-- Source material --
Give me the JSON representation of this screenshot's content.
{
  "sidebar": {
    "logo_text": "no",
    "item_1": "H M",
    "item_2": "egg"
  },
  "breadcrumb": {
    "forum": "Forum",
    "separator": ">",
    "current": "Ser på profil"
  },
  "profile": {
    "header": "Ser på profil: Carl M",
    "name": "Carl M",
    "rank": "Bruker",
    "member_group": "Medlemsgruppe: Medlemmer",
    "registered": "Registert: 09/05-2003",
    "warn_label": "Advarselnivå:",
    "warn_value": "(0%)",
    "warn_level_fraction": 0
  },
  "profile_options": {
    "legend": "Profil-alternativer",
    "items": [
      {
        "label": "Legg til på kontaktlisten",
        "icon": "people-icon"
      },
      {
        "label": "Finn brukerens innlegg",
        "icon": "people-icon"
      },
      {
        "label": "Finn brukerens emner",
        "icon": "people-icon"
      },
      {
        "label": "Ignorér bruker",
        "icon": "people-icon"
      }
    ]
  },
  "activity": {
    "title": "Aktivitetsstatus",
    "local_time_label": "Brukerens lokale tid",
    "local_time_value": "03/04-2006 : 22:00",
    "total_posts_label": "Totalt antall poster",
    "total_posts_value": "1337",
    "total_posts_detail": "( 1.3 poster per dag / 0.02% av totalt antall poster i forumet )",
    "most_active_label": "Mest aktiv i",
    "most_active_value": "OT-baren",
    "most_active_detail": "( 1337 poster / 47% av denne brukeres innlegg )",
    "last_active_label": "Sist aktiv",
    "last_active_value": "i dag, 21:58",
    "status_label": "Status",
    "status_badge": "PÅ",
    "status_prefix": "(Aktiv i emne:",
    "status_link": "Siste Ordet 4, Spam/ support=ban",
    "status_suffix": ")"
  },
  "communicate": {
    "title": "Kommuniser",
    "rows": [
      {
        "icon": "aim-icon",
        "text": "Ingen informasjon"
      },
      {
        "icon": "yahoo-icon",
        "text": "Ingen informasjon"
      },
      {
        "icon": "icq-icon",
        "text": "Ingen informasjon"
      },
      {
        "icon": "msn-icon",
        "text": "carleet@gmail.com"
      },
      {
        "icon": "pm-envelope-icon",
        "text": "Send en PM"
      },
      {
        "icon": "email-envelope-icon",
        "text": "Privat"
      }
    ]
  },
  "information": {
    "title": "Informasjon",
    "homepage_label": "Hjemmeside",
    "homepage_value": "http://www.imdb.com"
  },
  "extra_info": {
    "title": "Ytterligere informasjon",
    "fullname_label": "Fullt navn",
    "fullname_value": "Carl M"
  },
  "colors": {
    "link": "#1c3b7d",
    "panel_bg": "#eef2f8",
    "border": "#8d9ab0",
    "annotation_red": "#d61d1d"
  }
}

-- Exercise --
In the records above, locate each line with the word "title". Copy all such lines.

-- Solution --
    "title": "Aktivitetsstatus",
    "title": "Kommuniser",
    "title": "Informasjon",
    "title": "Ytterligere informasjon",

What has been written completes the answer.